EXTRACTED ENTRIES —
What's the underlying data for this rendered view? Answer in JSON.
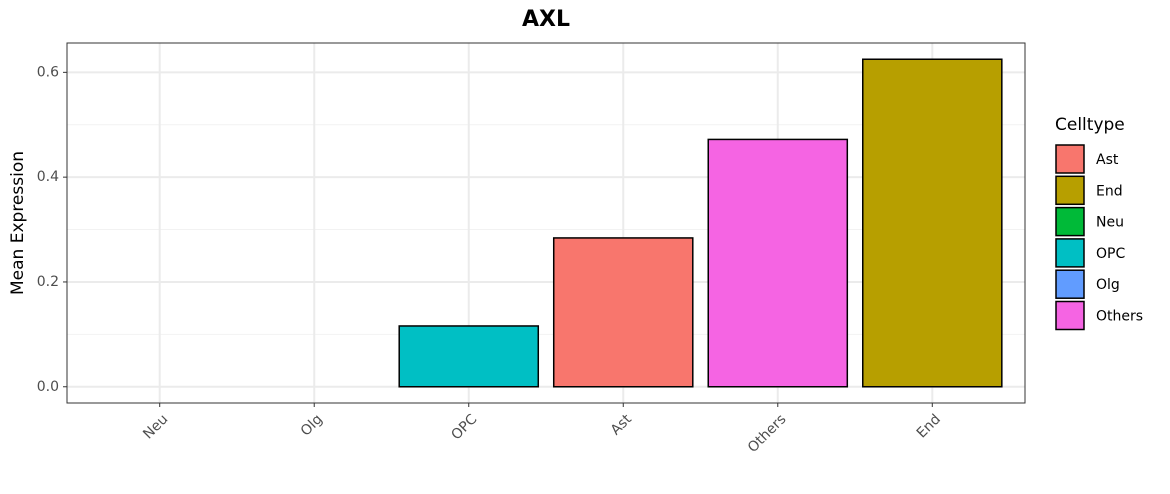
{
  "chart_data": {
    "type": "bar",
    "title": "AXL",
    "y_label": "Mean Expression",
    "categories": [
      "Neu",
      "Olg",
      "OPC",
      "Ast",
      "Others",
      "End"
    ],
    "values": [
      0,
      0,
      0.116,
      0.284,
      0.472,
      0.625
    ],
    "colors": [
      "#00BA38",
      "#619CFF",
      "#00BFC4",
      "#F8766D",
      "#F564E3",
      "#B79F00"
    ],
    "ylim": [
      -0.031,
      0.656
    ],
    "yticks": [
      0.0,
      0.2,
      0.4,
      0.6
    ],
    "minor_yticks": [
      0.1,
      0.3,
      0.5
    ],
    "grid": true,
    "legend": {
      "title": "Celltype",
      "position": "right",
      "items": [
        {
          "name": "Ast",
          "color": "#F8766D"
        },
        {
          "name": "End",
          "color": "#B79F00"
        },
        {
          "name": "Neu",
          "color": "#00BA38"
        },
        {
          "name": "OPC",
          "color": "#00BFC4"
        },
        {
          "name": "Olg",
          "color": "#619CFF"
        },
        {
          "name": "Others",
          "color": "#F564E3"
        }
      ]
    }
  }
}
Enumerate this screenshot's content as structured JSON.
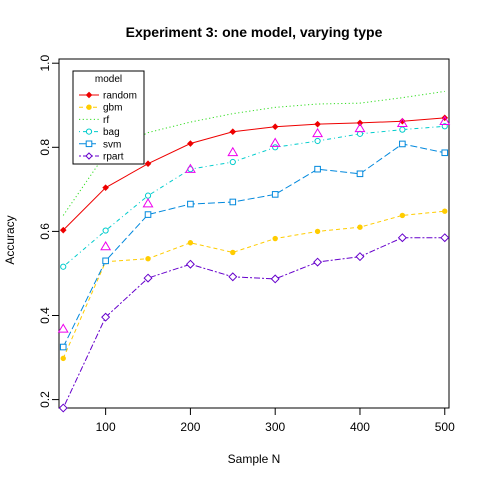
{
  "chart_data": {
    "type": "line",
    "title": "Experiment 3: one model, varying type",
    "xlabel": "Sample N",
    "ylabel": "Accuracy",
    "xlim": [
      45,
      505
    ],
    "ylim": [
      0.18,
      1.01
    ],
    "xticks": [
      100,
      200,
      300,
      400,
      500
    ],
    "yticks": [
      0.2,
      0.4,
      0.6,
      0.8,
      1.0
    ],
    "ytick_labels": [
      "0.2",
      "0.4",
      "0.6",
      "0.8",
      "1.0"
    ],
    "x": [
      50,
      100,
      150,
      200,
      250,
      300,
      350,
      400,
      450,
      500
    ],
    "grid": false,
    "legend": {
      "title": "model",
      "position": "top-left"
    },
    "series": [
      {
        "name": "random",
        "color": "#ee0000",
        "marker": "filled-diamond",
        "dash": "solid",
        "values": [
          0.603,
          0.704,
          0.761,
          0.809,
          0.837,
          0.849,
          0.855,
          0.858,
          0.862,
          0.87
        ]
      },
      {
        "name": "gbm",
        "color": "#ffcc00",
        "marker": "filled-circle",
        "dash": "dashed",
        "values": [
          0.298,
          0.528,
          0.535,
          0.573,
          0.55,
          0.583,
          0.6,
          0.61,
          0.638,
          0.648
        ]
      },
      {
        "name": "rf",
        "color": "#33dd22",
        "marker": "none",
        "dash": "dotted",
        "values": [
          0.638,
          0.785,
          0.835,
          0.86,
          0.88,
          0.895,
          0.903,
          0.905,
          0.918,
          0.933
        ]
      },
      {
        "name": "bag",
        "color": "#00cccc",
        "marker": "open-circle",
        "dash": "dotdash",
        "values": [
          0.516,
          0.602,
          0.685,
          0.748,
          0.765,
          0.8,
          0.815,
          0.832,
          0.842,
          0.85
        ]
      },
      {
        "name": "svm",
        "color": "#0088dd",
        "marker": "open-square",
        "dash": "longdash",
        "values": [
          0.325,
          0.53,
          0.64,
          0.665,
          0.67,
          0.688,
          0.748,
          0.737,
          0.808,
          0.787
        ]
      },
      {
        "name": "rpart",
        "color": "#6600cc",
        "marker": "open-diamond",
        "dash": "twodash",
        "values": [
          0.18,
          0.396,
          0.489,
          0.522,
          0.492,
          0.487,
          0.527,
          0.54,
          0.585,
          0.585
        ]
      }
    ],
    "extra_markers": {
      "color": "#ee00ee",
      "marker": "open-triangle",
      "x": [
        50,
        100,
        150,
        200,
        250,
        300,
        350,
        400,
        450,
        500
      ],
      "values": [
        0.368,
        0.564,
        0.666,
        0.748,
        0.788,
        0.81,
        0.833,
        0.845,
        0.857,
        0.862
      ]
    }
  }
}
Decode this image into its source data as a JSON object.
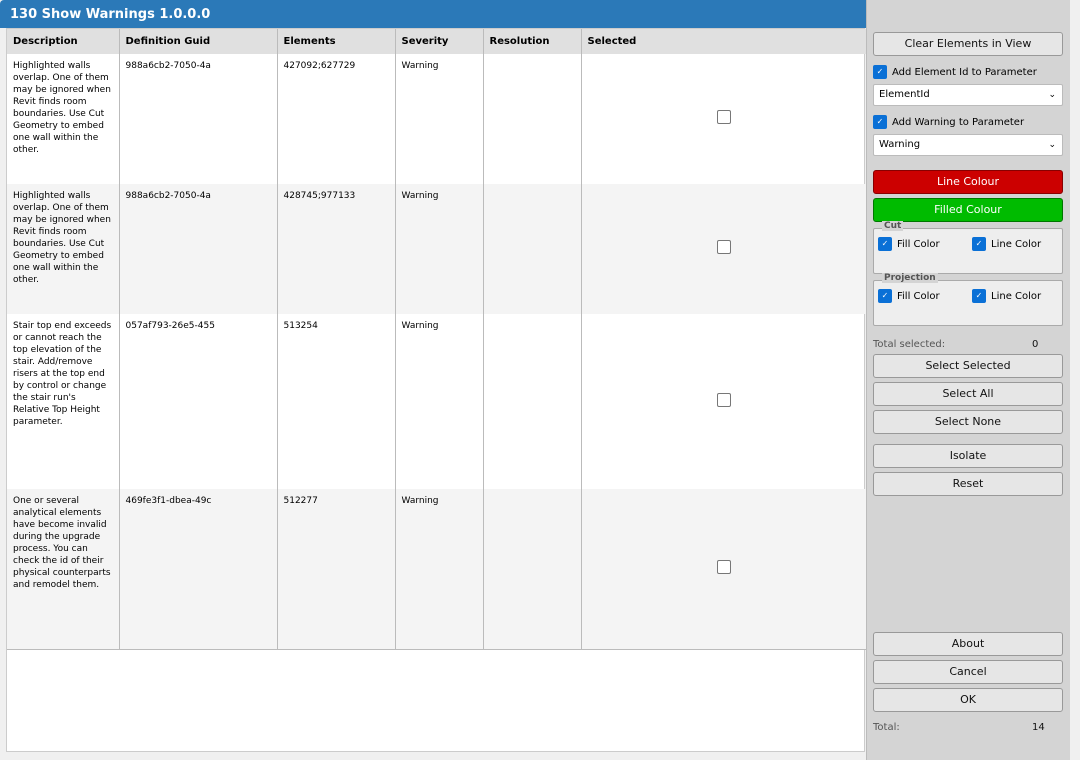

EXERCISE PROMPT — Repeat the records word for word. Any picture in them should be left out.

TASK RESULT —
What's the underlying data for this rendered view? Answer in JSON.
{
  "chart_data": {
    "type": "bar",
    "title": "AXL",
    "y_label": "Mean Expression",
    "categories": [
      "Neu",
      "Olg",
      "OPC",
      "Ast",
      "Others",
      "End"
    ],
    "values": [
      0,
      0,
      0.116,
      0.284,
      0.472,
      0.625
    ],
    "colors": [
      "#00BA38",
      "#619CFF",
      "#00BFC4",
      "#F8766D",
      "#F564E3",
      "#B79F00"
    ],
    "ylim": [
      -0.031,
      0.656
    ],
    "yticks": [
      0.0,
      0.2,
      0.4,
      0.6
    ],
    "minor_yticks": [
      0.1,
      0.3,
      0.5
    ],
    "grid": true,
    "legend": {
      "title": "Celltype",
      "position": "right",
      "items": [
        {
          "name": "Ast",
          "color": "#F8766D"
        },
        {
          "name": "End",
          "color": "#B79F00"
        },
        {
          "name": "Neu",
          "color": "#00BA38"
        },
        {
          "name": "OPC",
          "color": "#00BFC4"
        },
        {
          "name": "Olg",
          "color": "#619CFF"
        },
        {
          "name": "Others",
          "color": "#F564E3"
        }
      ]
    }
  }
}
Enumerate this screenshot's content as structured JSON.
{
  "chart_data": {
    "type": "line",
    "title": "Experiment 3: one model, varying type",
    "xlabel": "Sample N",
    "ylabel": "Accuracy",
    "xlim": [
      45,
      505
    ],
    "ylim": [
      0.18,
      1.01
    ],
    "xticks": [
      100,
      200,
      300,
      400,
      500
    ],
    "yticks": [
      0.2,
      0.4,
      0.6,
      0.8,
      1.0
    ],
    "ytick_labels": [
      "0.2",
      "0.4",
      "0.6",
      "0.8",
      "1.0"
    ],
    "x": [
      50,
      100,
      150,
      200,
      250,
      300,
      350,
      400,
      450,
      500
    ],
    "grid": false,
    "legend": {
      "title": "model",
      "position": "top-left"
    },
    "series": [
      {
        "name": "random",
        "color": "#ee0000",
        "marker": "filled-diamond",
        "dash": "solid",
        "values": [
          0.603,
          0.704,
          0.761,
          0.809,
          0.837,
          0.849,
          0.855,
          0.858,
          0.862,
          0.87
        ]
      },
      {
        "name": "gbm",
        "color": "#ffcc00",
        "marker": "filled-circle",
        "dash": "dashed",
        "values": [
          0.298,
          0.528,
          0.535,
          0.573,
          0.55,
          0.583,
          0.6,
          0.61,
          0.638,
          0.648
        ]
      },
      {
        "name": "rf",
        "color": "#33dd22",
        "marker": "none",
        "dash": "dotted",
        "values": [
          0.638,
          0.785,
          0.835,
          0.86,
          0.88,
          0.895,
          0.903,
          0.905,
          0.918,
          0.933
        ]
      },
      {
        "name": "bag",
        "color": "#00cccc",
        "marker": "open-circle",
        "dash": "dotdash",
        "values": [
          0.516,
          0.602,
          0.685,
          0.748,
          0.765,
          0.8,
          0.815,
          0.832,
          0.842,
          0.85
        ]
      },
      {
        "name": "svm",
        "color": "#0088dd",
        "marker": "open-square",
        "dash": "longdash",
        "values": [
          0.325,
          0.53,
          0.64,
          0.665,
          0.67,
          0.688,
          0.748,
          0.737,
          0.808,
          0.787
        ]
      },
      {
        "name": "rpart",
        "color": "#6600cc",
        "marker": "open-diamond",
        "dash": "twodash",
        "values": [
          0.18,
          0.396,
          0.489,
          0.522,
          0.492,
          0.487,
          0.527,
          0.54,
          0.585,
          0.585
        ]
      }
    ],
    "extra_markers": {
      "color": "#ee00ee",
      "marker": "open-triangle",
      "x": [
        50,
        100,
        150,
        200,
        250,
        300,
        350,
        400,
        450,
        500
      ],
      "values": [
        0.368,
        0.564,
        0.666,
        0.748,
        0.788,
        0.81,
        0.833,
        0.845,
        0.857,
        0.862
      ]
    }
  }
}
Decode this image into its source data as a JSON object.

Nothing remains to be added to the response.